Given records ->
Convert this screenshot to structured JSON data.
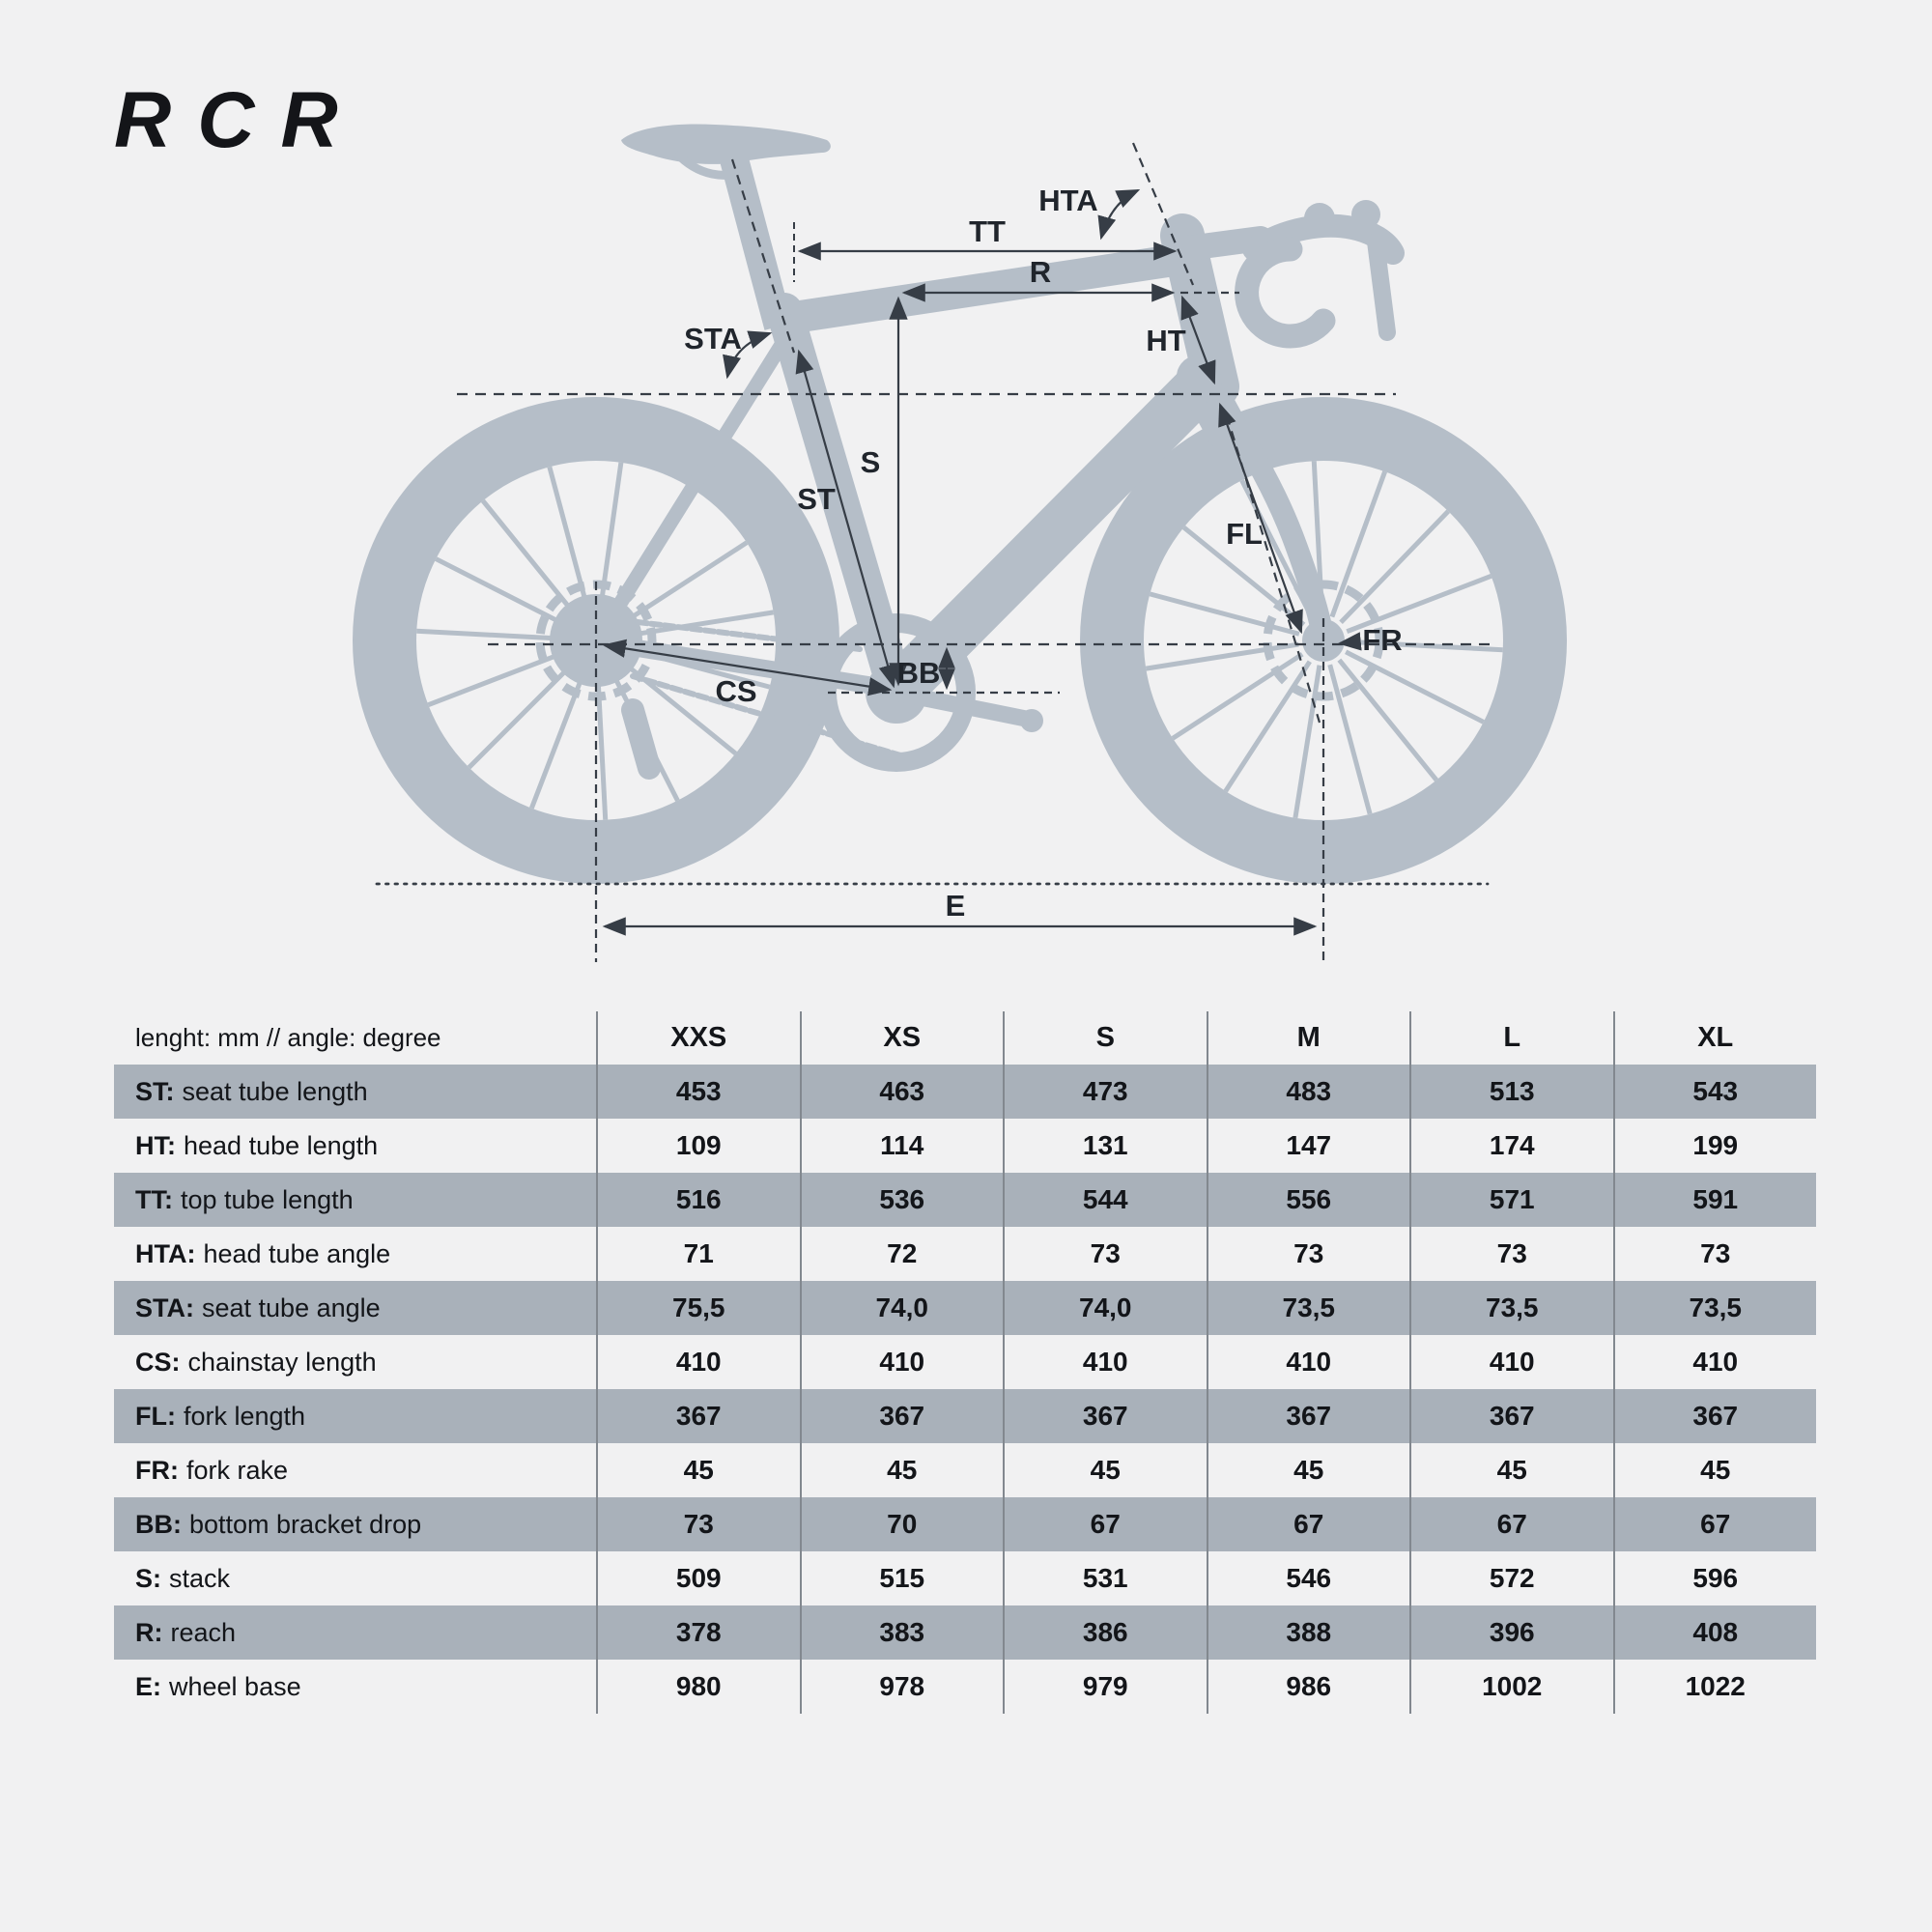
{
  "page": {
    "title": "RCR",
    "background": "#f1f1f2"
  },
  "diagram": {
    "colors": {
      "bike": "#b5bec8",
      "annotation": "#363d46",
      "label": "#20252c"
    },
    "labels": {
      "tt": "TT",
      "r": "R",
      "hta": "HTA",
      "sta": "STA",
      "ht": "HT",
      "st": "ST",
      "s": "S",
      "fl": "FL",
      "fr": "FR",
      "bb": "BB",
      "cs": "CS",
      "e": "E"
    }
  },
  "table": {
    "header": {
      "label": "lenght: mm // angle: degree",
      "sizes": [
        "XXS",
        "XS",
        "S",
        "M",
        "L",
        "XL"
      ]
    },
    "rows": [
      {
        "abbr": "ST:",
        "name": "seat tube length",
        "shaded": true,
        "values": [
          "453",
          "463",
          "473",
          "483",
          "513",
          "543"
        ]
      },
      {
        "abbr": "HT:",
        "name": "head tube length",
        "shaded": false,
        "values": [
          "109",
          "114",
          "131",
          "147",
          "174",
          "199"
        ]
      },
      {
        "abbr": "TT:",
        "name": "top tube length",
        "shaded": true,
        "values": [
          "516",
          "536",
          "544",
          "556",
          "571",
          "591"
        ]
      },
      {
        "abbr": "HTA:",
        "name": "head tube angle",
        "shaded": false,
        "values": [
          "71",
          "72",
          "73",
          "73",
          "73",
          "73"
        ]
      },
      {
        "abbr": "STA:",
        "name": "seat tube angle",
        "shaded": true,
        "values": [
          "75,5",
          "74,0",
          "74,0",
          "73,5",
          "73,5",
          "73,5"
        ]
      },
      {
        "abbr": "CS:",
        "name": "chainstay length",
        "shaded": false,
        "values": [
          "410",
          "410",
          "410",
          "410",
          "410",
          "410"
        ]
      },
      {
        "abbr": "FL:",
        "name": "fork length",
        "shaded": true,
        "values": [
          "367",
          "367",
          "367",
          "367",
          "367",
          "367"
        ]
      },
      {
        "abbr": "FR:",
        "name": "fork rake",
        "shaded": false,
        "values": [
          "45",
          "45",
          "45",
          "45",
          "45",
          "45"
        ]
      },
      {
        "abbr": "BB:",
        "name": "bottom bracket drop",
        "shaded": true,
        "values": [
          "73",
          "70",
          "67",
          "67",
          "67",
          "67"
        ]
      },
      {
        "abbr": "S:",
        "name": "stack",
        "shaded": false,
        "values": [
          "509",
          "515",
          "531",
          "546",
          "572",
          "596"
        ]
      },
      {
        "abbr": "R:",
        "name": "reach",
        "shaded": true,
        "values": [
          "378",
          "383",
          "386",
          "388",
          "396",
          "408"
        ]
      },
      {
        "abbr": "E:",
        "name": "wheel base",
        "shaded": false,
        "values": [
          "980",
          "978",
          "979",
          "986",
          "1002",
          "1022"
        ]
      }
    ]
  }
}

Your objective -> Scan the data above and copy every line with "tube" in it.

Result of this task ->
        "name": "seat tube length",
        "name": "head tube length",
        "name": "top tube length",
        "name": "head tube angle",
        "name": "seat tube angle",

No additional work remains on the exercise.